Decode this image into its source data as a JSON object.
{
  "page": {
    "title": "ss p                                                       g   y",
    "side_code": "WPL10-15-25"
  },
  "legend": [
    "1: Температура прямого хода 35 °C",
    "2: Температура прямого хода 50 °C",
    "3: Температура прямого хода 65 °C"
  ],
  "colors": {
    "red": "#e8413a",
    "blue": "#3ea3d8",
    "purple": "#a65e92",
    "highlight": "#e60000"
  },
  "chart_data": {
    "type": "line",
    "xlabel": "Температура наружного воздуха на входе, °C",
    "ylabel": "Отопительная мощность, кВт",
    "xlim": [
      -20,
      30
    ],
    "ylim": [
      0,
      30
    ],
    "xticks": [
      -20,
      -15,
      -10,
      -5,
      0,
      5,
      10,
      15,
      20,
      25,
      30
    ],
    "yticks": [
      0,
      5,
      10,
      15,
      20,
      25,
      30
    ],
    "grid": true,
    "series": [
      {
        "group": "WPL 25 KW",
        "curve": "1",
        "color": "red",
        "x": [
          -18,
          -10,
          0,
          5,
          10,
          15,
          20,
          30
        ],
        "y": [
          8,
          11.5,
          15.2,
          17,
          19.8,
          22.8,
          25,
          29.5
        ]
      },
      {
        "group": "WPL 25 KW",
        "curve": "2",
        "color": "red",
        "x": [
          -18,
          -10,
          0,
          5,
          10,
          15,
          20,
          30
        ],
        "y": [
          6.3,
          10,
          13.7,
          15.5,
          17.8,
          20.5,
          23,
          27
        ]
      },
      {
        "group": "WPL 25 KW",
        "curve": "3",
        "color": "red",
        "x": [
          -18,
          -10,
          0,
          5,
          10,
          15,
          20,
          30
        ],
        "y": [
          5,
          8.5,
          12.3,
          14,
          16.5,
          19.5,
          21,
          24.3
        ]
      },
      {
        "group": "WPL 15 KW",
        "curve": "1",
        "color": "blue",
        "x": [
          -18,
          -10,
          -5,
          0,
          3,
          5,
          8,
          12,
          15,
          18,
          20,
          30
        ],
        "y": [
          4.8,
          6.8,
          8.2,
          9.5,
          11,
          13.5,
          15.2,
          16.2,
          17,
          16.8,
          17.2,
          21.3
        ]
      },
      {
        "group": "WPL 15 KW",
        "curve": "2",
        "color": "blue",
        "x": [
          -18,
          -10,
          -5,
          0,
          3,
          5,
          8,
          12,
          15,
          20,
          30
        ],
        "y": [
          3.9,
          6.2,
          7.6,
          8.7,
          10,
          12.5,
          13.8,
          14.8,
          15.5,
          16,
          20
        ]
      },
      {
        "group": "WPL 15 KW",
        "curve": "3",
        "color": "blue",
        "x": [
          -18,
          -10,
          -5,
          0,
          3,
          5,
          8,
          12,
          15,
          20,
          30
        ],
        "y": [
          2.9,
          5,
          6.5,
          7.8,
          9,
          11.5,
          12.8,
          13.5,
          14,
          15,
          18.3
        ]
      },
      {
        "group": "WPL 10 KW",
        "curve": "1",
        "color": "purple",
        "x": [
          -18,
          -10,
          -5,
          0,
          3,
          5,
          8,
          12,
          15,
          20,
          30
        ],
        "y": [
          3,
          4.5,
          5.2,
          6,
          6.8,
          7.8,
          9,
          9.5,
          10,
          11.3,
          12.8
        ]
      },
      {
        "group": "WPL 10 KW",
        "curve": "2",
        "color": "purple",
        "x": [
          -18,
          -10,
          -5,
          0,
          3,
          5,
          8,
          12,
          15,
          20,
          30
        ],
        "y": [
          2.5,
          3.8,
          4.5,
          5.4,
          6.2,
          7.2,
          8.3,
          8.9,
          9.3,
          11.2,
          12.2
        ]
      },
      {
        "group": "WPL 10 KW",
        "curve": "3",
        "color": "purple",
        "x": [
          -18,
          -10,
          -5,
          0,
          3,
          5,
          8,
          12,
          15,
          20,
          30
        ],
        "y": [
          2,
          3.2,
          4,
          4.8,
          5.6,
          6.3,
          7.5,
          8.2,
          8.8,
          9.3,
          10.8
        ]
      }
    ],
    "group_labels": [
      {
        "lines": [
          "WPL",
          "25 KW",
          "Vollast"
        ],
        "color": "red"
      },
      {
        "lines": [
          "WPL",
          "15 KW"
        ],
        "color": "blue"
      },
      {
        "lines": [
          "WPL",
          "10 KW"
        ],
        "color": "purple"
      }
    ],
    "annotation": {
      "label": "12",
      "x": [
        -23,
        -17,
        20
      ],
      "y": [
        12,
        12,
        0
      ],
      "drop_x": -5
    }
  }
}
.....
• WORK REQUIRED:
Find every line that has "Температура" in it, then return those lines.

• RESPONSE TO THIS EXERCISE:
    "1: Температура прямого хода 35 °C",
    "2: Температура прямого хода 50 °C",
    "3: Температура прямого хода 65 °C"
    "xlabel": "Температура наружного воздуха на входе, °C",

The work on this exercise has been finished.